- THE EXERCISE -
Find the lines below that contain the word "this" and count them. Only the number should be given.

- RECORDS TO USE -

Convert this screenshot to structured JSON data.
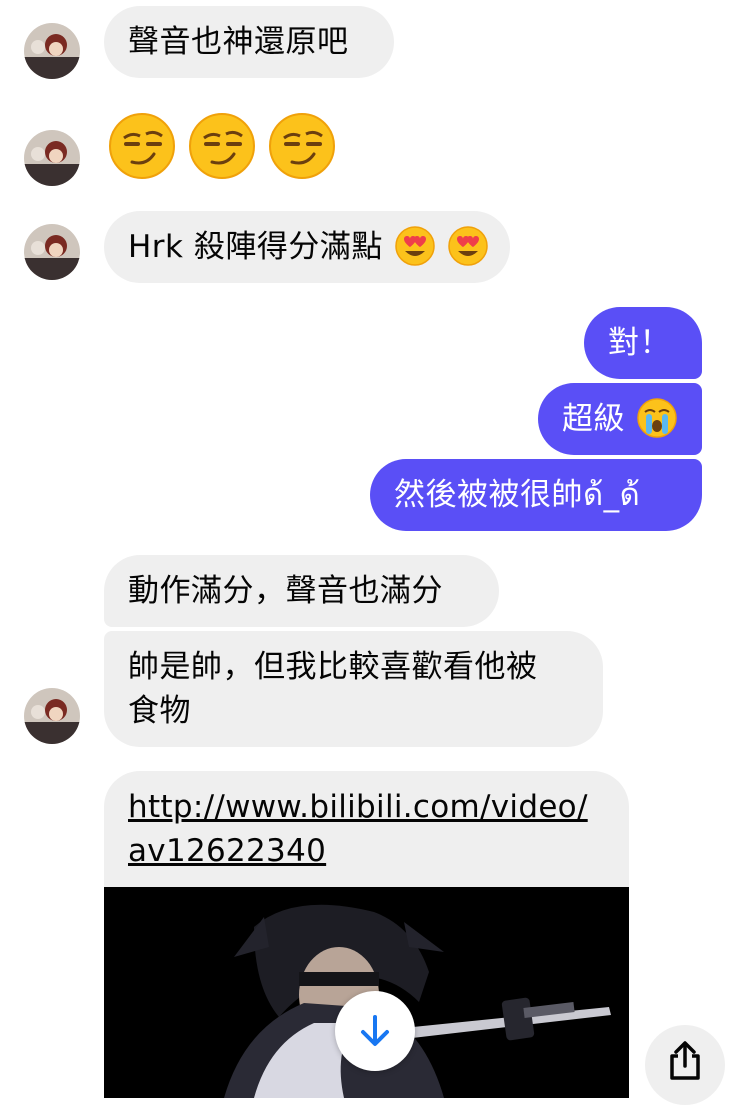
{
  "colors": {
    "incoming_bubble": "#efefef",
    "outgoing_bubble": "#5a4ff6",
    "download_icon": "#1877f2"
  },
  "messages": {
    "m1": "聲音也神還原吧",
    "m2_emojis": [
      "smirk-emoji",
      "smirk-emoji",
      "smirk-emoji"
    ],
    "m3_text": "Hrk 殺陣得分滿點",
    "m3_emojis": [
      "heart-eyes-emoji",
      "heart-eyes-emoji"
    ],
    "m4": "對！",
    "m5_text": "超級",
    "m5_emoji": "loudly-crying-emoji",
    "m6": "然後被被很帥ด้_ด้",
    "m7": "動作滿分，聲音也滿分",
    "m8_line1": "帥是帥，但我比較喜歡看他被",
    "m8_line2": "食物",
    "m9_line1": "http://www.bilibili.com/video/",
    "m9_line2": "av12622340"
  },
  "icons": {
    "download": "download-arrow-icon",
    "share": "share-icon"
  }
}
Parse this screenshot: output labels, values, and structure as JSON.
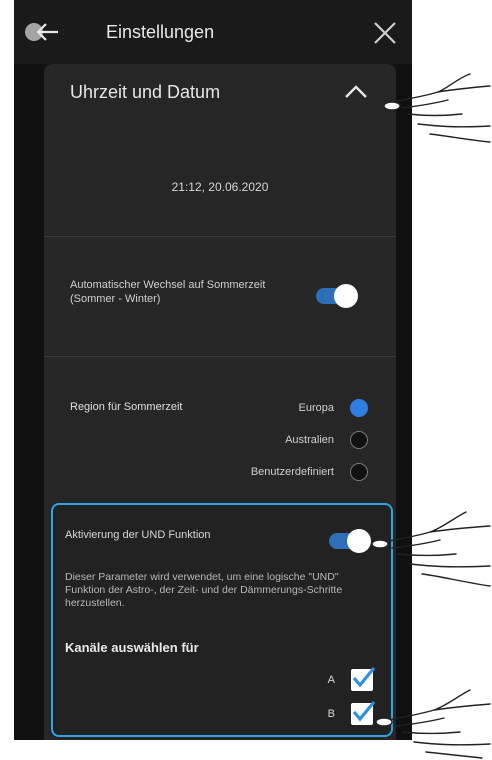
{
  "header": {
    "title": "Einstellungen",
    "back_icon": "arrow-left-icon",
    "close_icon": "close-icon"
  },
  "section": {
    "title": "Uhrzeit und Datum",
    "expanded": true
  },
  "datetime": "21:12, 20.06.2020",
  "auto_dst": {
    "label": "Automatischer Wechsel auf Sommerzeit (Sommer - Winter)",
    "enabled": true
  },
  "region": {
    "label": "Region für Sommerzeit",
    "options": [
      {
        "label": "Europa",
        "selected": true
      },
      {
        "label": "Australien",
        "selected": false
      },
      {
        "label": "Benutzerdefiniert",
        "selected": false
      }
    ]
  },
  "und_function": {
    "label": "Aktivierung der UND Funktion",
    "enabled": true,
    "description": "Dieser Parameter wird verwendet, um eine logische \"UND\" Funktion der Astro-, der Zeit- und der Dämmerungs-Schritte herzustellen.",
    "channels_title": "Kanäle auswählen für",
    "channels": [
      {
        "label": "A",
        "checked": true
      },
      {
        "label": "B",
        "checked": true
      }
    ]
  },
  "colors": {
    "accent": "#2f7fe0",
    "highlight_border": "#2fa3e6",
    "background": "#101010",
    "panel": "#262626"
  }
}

- SOLVED EXERCISE -
2